TASK BRIEF: Give the listing again exactly, omitting its images.
_ _ _ _
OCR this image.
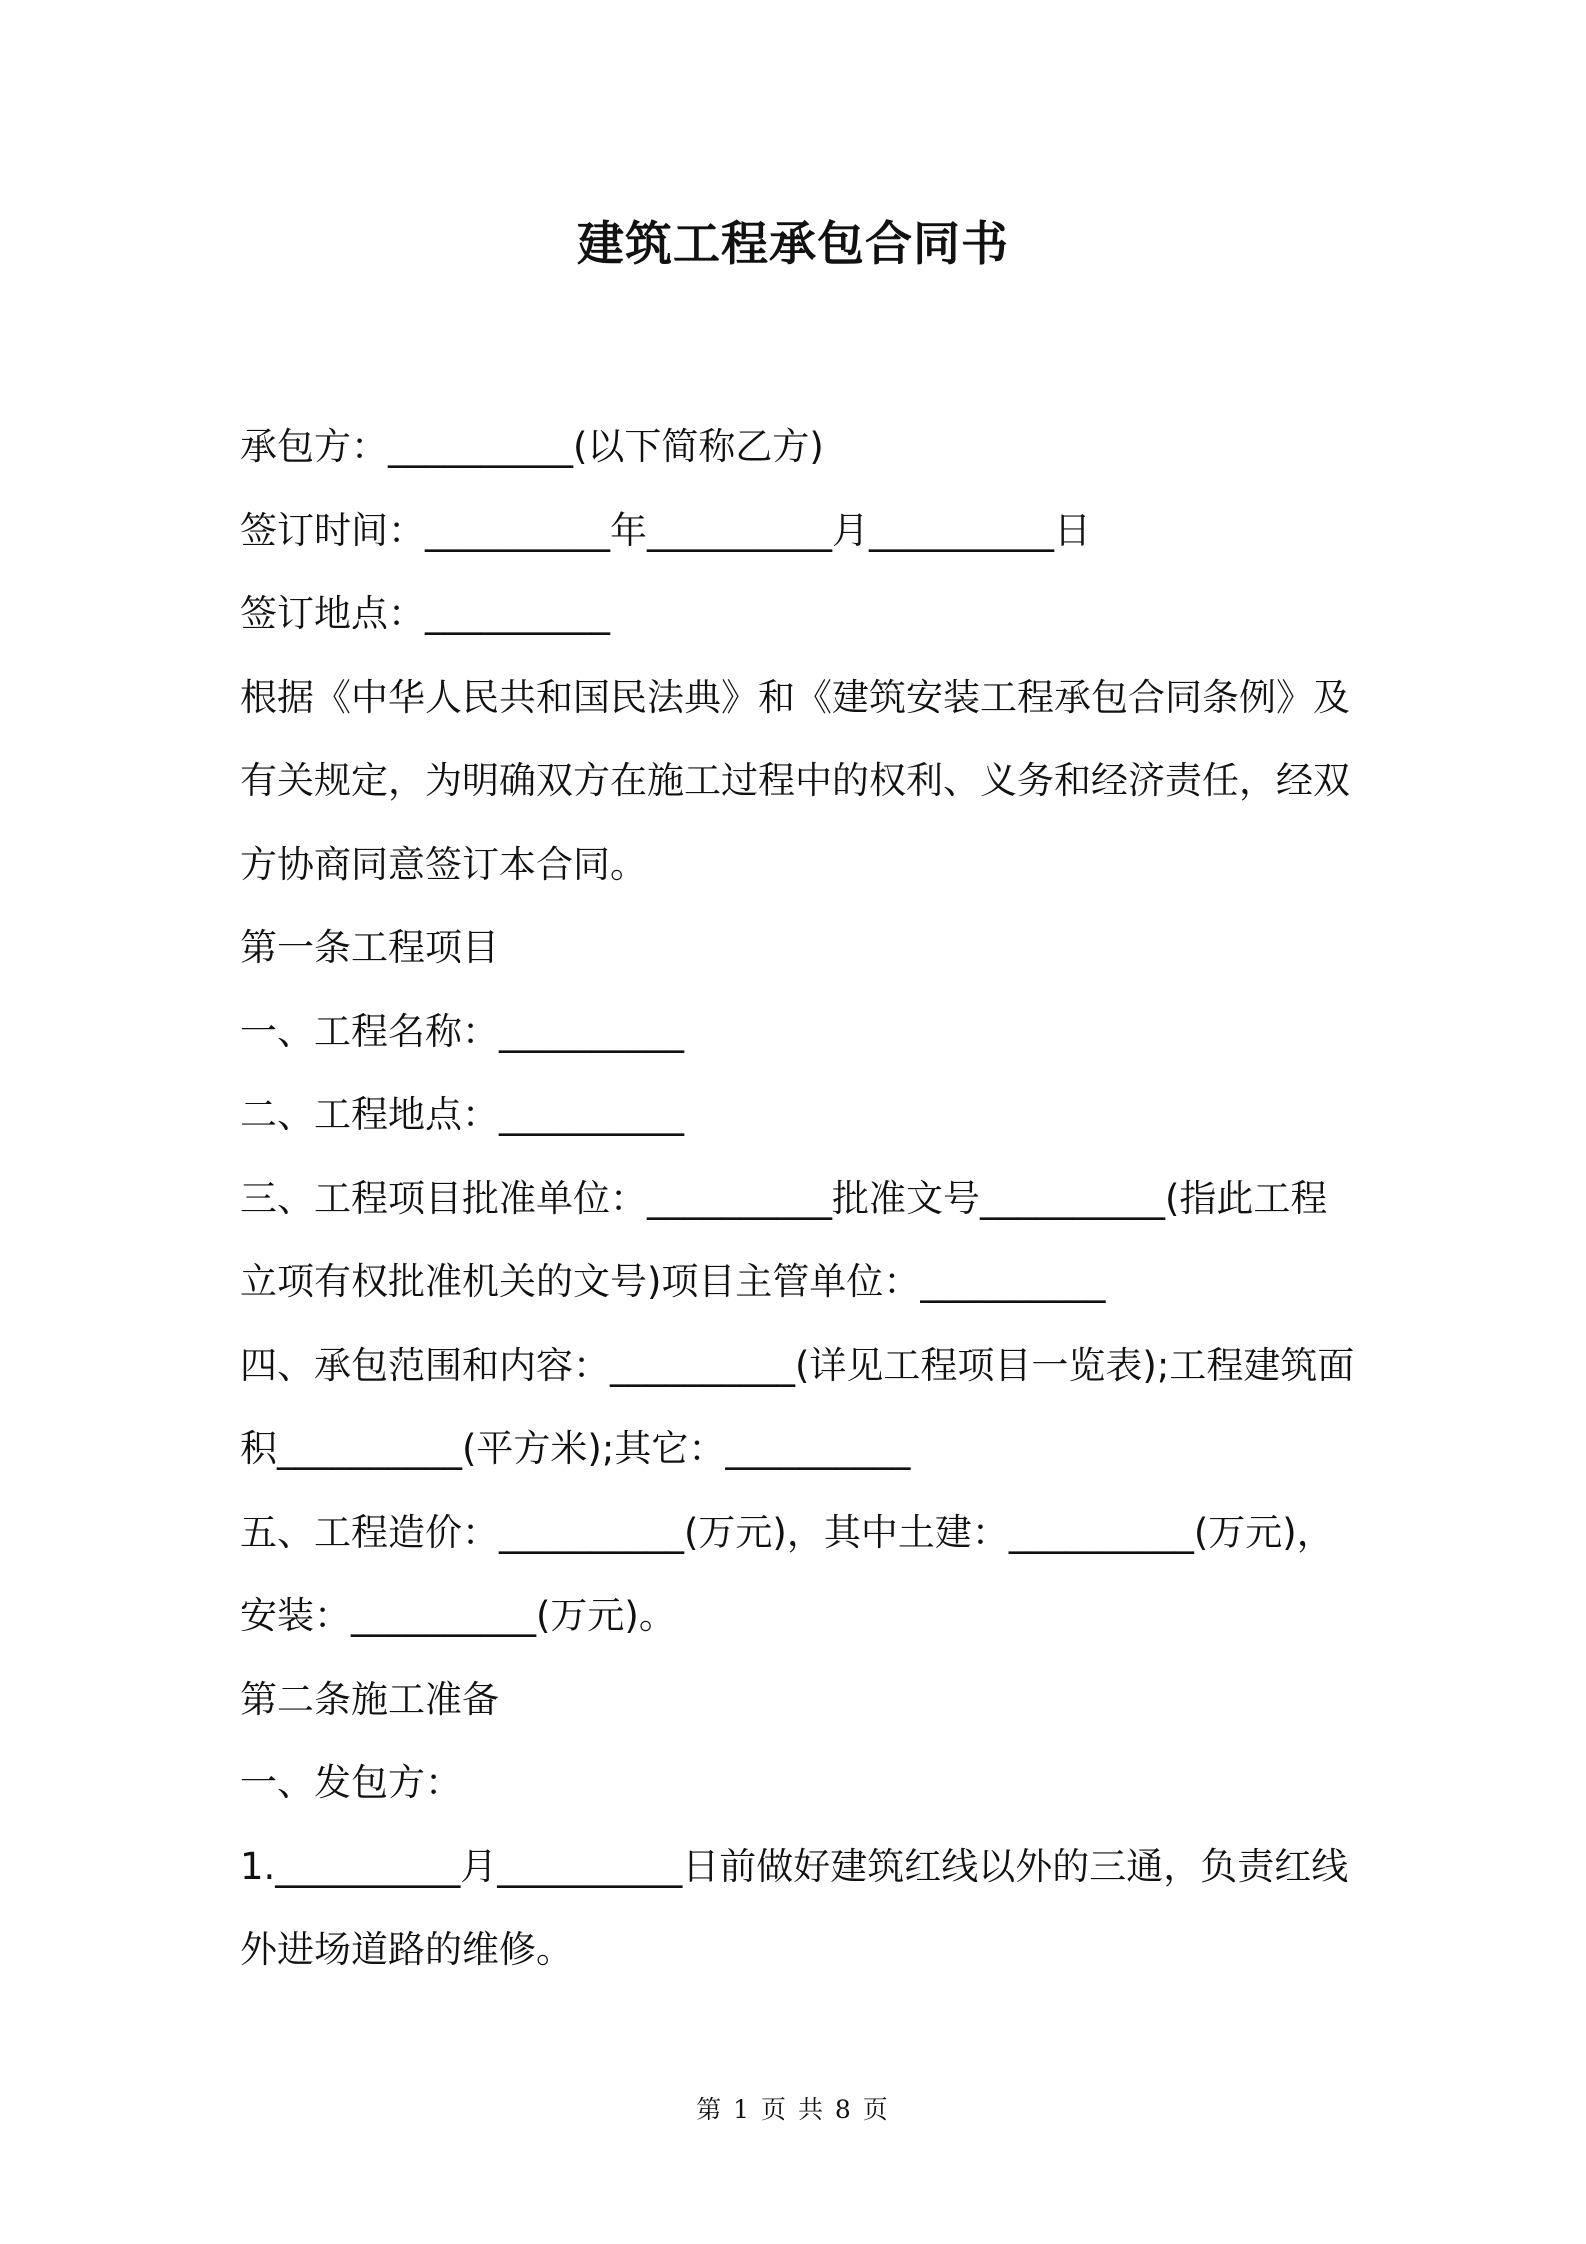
建筑工程承包合同书

承包方：__________(以下简称乙方)

签订时间：__________年__________月__________日

签订地点：__________

根据《中华人民共和国民法典》和《建筑安装工程承包合同条例》及有关规定，为明确双方在施工过程中的权利、义务和经济责任，经双方协商同意签订本合同。

第一条工程项目

一、工程名称：__________

二、工程地点：__________

三、工程项目批准单位：__________批准文号__________(指此工程立项有权批准机关的文号)项目主管单位：__________

四、承包范围和内容：__________(详见工程项目一览表);工程建筑面积__________(平方米);其它：__________

五、工程造价：__________(万元)，其中土建：__________(万元)，安装：__________(万元)。

第二条施工准备

一、发包方：

1.__________月__________日前做好建筑红线以外的三通，负责红线外进场道路的维修。

第 1 页 共 8 页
_ _ _ _
TASK OUTPUT:
OCR this image.
建筑工程承包合同书

承包方：__________(以下简称乙方)

签订时间：__________年__________月__________日

签订地点：__________

根据《中华人民共和国民法典》和《建筑安装工程承包合同条例》及有关规定，为明确双方在施工过程中的权利、义务和经济责任，经双方协商同意签订本合同。

第一条工程项目

一、工程名称：__________

二、工程地点：__________

三、工程项目批准单位：__________批准文号__________(指此工程立项有权批准机关的文号)项目主管单位：__________

四、承包范围和内容：__________(详见工程项目一览表);工程建筑面积__________(平方米);其它：__________

五、工程造价：__________(万元)，其中土建：__________(万元)，安装：__________(万元)。

第二条施工准备

一、发包方：

1.__________月__________日前做好建筑红线以外的三通，负责红线外进场道路的维修。

第 1 页 共 8 页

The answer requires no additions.